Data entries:
━━━━━━━━
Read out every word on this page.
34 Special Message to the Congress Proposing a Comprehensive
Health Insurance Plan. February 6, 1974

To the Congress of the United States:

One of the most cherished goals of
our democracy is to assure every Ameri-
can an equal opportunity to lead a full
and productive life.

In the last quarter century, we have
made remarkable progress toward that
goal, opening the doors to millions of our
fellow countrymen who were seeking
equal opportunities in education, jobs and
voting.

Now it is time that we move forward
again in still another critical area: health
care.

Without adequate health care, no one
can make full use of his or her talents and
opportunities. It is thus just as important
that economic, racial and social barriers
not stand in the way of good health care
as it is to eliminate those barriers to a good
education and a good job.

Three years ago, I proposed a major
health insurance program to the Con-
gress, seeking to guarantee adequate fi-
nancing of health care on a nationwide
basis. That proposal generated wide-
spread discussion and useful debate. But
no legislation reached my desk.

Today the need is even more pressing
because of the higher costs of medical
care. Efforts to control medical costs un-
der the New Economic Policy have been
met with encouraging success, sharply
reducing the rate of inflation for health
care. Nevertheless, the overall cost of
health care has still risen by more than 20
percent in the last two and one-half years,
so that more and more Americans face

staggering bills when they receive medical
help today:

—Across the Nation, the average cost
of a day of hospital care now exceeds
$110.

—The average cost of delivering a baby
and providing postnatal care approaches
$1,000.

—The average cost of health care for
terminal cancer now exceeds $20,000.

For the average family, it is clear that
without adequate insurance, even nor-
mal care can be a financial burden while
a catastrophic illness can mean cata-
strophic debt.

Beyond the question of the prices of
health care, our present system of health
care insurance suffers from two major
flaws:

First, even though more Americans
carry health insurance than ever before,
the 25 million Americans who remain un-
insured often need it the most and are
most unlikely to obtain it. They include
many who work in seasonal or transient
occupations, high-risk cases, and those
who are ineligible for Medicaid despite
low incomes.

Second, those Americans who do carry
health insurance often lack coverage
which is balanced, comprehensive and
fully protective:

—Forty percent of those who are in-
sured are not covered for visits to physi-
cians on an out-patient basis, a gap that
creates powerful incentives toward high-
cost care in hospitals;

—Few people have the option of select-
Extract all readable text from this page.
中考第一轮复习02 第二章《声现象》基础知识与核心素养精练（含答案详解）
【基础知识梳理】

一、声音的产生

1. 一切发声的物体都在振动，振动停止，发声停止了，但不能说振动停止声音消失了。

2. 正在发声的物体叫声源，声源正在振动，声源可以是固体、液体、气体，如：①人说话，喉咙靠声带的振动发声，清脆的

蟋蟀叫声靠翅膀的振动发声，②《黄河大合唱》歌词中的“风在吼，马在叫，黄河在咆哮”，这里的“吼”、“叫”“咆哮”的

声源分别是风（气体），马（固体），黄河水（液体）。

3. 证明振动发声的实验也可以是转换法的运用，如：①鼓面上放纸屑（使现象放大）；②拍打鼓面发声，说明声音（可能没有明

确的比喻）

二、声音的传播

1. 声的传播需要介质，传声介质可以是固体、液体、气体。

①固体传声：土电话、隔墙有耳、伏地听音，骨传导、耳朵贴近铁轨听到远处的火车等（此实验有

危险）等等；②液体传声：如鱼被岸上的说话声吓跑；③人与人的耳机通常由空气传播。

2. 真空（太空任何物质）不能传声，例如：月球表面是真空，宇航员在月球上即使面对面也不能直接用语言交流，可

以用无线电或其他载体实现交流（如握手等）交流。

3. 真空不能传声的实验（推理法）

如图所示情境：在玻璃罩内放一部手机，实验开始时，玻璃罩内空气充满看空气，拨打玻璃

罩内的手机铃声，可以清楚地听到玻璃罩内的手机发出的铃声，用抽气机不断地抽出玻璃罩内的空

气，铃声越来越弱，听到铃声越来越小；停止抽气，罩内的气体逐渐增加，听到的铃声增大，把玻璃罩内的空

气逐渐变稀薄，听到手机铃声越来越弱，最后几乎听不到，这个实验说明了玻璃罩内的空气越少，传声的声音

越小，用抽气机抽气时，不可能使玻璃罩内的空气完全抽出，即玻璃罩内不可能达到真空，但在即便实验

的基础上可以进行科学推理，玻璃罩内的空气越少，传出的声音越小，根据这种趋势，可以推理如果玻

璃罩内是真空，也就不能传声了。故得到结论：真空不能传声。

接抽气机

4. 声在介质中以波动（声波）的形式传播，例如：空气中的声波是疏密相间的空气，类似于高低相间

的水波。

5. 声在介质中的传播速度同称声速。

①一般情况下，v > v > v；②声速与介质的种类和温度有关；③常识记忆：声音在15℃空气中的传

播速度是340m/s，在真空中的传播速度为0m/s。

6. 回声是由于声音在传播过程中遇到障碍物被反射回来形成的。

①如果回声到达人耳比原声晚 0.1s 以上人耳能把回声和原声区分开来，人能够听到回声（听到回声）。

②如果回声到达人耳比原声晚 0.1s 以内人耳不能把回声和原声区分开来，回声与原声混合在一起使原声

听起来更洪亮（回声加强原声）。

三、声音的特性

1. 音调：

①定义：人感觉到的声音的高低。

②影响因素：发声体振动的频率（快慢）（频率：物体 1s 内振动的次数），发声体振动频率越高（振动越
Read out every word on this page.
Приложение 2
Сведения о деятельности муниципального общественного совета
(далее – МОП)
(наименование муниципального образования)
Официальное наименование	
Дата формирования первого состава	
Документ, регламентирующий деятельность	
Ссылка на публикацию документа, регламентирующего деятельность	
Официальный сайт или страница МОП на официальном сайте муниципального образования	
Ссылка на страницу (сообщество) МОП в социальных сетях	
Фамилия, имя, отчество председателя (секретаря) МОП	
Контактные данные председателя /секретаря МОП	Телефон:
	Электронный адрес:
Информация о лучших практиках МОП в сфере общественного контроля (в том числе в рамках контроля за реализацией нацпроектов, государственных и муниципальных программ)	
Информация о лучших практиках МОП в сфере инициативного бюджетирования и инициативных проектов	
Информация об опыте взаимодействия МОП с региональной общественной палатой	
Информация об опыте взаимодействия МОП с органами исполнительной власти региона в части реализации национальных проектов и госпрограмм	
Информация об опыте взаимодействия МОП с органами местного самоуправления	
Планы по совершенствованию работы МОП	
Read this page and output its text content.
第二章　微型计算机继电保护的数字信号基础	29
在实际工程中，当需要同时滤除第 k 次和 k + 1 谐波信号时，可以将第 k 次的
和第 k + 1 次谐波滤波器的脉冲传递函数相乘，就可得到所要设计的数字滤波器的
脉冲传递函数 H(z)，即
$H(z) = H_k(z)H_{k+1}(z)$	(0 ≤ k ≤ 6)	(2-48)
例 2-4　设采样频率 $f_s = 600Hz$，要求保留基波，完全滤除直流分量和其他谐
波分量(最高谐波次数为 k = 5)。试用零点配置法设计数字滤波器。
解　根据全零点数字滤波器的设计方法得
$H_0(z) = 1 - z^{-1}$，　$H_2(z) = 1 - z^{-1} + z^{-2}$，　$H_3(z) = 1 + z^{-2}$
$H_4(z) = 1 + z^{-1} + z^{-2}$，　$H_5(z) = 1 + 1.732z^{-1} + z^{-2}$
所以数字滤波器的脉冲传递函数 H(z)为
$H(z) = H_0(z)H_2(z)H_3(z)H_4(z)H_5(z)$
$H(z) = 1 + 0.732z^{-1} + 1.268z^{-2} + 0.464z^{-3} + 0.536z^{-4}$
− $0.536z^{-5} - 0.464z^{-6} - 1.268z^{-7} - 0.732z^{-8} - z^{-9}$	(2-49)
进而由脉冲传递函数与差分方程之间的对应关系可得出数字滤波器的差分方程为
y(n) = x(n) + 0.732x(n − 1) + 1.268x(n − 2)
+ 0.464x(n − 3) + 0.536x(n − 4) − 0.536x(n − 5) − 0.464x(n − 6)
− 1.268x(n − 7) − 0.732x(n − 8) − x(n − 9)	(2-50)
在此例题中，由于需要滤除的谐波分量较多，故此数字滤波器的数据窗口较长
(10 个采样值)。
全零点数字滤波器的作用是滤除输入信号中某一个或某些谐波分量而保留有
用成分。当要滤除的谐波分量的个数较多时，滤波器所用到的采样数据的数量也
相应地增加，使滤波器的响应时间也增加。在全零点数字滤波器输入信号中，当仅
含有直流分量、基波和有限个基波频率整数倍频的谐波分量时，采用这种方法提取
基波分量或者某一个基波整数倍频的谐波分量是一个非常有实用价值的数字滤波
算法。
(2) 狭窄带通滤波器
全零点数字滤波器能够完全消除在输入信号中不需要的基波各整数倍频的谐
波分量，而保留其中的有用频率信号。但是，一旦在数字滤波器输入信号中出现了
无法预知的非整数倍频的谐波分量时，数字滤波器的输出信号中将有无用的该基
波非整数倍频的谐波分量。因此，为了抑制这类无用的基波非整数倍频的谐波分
━━━━━━━━
(EXERCISE DESCRIPTION):
Pull out every line above that holds the word "basis".

(RESULT):
basis. That proposal generated wide-
cians on an out-patient basis, a gap that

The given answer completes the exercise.